Written request
From the entries below, copy every line where the string "dzar" appears.

Source material

--

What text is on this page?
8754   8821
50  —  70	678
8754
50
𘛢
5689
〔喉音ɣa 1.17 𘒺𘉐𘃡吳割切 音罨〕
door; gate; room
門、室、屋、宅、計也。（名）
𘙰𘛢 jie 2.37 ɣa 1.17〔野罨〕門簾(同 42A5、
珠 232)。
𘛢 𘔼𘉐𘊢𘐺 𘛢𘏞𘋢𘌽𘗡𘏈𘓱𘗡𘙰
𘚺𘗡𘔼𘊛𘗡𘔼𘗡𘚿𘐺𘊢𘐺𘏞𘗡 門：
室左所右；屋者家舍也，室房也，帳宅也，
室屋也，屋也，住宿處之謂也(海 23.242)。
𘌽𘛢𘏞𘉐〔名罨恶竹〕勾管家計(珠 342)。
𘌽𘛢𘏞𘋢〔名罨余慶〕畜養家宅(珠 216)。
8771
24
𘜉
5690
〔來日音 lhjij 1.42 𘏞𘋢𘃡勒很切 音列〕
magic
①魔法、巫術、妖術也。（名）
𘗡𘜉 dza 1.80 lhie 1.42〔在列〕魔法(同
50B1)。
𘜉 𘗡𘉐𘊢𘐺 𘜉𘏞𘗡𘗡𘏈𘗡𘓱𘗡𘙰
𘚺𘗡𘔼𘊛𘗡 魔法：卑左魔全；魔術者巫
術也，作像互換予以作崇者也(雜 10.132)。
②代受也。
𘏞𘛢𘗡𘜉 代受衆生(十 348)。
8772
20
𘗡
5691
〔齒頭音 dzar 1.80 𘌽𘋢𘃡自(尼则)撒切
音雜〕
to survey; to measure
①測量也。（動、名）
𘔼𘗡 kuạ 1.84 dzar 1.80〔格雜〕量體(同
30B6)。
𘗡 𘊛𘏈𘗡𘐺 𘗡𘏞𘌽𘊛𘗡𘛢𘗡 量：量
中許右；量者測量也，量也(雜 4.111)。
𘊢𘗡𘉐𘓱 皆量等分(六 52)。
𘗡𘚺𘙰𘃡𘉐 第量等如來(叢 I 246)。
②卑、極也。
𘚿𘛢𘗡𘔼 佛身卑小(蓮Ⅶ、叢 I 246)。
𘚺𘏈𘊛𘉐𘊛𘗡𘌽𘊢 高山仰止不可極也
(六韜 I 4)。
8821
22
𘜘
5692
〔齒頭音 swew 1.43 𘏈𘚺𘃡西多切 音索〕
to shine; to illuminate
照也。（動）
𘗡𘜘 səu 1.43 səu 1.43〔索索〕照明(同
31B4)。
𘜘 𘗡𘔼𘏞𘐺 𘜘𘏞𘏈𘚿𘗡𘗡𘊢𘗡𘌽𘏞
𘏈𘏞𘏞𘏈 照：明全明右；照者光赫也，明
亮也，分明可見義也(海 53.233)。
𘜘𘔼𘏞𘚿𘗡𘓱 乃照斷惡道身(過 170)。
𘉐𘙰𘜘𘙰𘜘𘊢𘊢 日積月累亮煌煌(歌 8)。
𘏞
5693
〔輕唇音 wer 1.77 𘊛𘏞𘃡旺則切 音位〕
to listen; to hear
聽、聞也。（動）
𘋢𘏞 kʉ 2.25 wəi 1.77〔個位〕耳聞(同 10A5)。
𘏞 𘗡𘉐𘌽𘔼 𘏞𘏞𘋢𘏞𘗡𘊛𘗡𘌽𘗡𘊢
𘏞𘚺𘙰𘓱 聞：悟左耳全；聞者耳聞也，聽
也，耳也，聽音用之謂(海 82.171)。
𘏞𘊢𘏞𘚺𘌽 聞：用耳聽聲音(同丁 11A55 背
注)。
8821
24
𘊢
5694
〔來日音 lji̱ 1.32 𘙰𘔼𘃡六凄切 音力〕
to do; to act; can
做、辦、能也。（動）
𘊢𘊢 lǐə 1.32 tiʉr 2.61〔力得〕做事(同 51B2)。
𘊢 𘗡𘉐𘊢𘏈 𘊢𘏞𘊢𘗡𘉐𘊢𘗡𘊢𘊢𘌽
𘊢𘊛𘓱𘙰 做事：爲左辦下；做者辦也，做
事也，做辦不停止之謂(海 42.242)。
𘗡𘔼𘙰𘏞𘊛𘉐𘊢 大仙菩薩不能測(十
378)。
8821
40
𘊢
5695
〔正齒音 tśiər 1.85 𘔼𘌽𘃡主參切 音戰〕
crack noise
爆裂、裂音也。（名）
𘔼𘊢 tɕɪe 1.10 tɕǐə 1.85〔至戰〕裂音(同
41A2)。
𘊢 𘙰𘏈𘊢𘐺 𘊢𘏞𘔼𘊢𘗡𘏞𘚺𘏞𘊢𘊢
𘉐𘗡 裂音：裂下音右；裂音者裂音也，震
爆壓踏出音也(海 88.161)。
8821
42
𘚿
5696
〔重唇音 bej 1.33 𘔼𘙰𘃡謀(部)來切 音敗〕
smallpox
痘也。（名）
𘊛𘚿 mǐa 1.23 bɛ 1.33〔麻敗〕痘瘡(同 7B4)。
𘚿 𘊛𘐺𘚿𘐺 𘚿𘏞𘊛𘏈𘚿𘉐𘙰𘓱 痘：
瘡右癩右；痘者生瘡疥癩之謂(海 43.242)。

--

Problem solution
〔齒頭音 dzar 1.80 𘌽𘋢𘃡自(尼则)撒切
𘔼𘗡 kuạ 1.84 dzar 1.80〔格雜〕量體(同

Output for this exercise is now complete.